• **THE EXERCISE**
Reproduce the listing below verbatim, from its first line down through the line containing "The spreader 36 is at (565, 652).", including both of those lines.

• **DATA FOR THIS EXERCISE**

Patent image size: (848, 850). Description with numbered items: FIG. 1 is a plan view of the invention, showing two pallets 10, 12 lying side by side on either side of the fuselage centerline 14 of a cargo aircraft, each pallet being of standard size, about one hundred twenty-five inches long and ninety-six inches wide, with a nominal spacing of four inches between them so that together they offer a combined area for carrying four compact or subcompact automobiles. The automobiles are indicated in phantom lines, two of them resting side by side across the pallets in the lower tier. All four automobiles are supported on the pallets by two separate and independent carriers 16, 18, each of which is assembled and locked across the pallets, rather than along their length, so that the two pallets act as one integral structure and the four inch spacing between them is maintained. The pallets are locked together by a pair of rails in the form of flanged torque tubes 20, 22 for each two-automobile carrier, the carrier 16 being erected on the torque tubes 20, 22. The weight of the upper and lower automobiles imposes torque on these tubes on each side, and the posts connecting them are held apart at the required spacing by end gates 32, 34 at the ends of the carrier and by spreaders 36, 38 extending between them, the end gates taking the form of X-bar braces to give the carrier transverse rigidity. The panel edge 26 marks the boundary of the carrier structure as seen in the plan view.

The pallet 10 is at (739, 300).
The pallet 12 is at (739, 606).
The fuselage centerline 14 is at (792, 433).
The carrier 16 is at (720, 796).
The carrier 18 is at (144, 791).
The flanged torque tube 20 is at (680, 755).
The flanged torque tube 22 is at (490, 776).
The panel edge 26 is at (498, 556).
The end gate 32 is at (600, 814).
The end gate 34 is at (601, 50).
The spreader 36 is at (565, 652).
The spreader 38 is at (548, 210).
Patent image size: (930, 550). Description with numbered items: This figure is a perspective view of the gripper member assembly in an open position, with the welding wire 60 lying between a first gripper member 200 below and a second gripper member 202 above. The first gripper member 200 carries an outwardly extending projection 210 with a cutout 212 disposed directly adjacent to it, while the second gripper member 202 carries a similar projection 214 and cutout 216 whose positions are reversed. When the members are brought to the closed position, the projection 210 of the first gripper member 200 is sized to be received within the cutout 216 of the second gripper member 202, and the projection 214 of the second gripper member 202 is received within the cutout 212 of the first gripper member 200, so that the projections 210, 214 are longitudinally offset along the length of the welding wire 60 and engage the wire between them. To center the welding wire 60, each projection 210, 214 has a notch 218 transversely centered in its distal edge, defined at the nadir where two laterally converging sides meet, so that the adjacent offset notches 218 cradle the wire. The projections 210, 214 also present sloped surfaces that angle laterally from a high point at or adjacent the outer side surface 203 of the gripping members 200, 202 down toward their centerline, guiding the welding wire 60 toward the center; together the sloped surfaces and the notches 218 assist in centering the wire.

• **EXPECTED OUTPUT**
Patent image size: (848, 850). Description with numbered items: FIG. 1 is a plan view of the invention, showing two pallets 10, 12 lying side by side on either side of the fuselage centerline 14 of a cargo aircraft, each pallet being of standard size, about one hundred twenty-five inches long and ninety-six inches wide, with a nominal spacing of four inches between them so that together they offer a combined area for carrying four compact or subcompact automobiles. The automobiles are indicated in phantom lines, two of them resting side by side across the pallets in the lower tier. All four automobiles are supported on the pallets by two separate and independent carriers 16, 18, each of which is assembled and locked across the pallets, rather than along their length, so that the two pallets act as one integral structure and the four inch spacing between them is maintained. The pallets are locked together by a pair of rails in the form of flanged torque tubes 20, 22 for each two-automobile carrier, the carrier 16 being erected on the torque tubes 20, 22. The weight of the upper and lower automobiles imposes torque on these tubes on each side, and the posts connecting them are held apart at the required spacing by end gates 32, 34 at the ends of the carrier and by spreaders 36, 38 extending between them, the end gates taking the form of X-bar braces to give the carrier transverse rigidity. The panel edge 26 marks the boundary of the carrier structure as seen in the plan view.

The pallet 10 is at (739, 300).
The pallet 12 is at (739, 606).
The fuselage centerline 14 is at (792, 433).
The carrier 16 is at (720, 796).
The carrier 18 is at (144, 791).
The flanged torque tube 20 is at (680, 755).
The flanged torque tube 22 is at (490, 776).
The panel edge 26 is at (498, 556).
The end gate 32 is at (600, 814).
The end gate 34 is at (601, 50).
The spreader 36 is at (565, 652).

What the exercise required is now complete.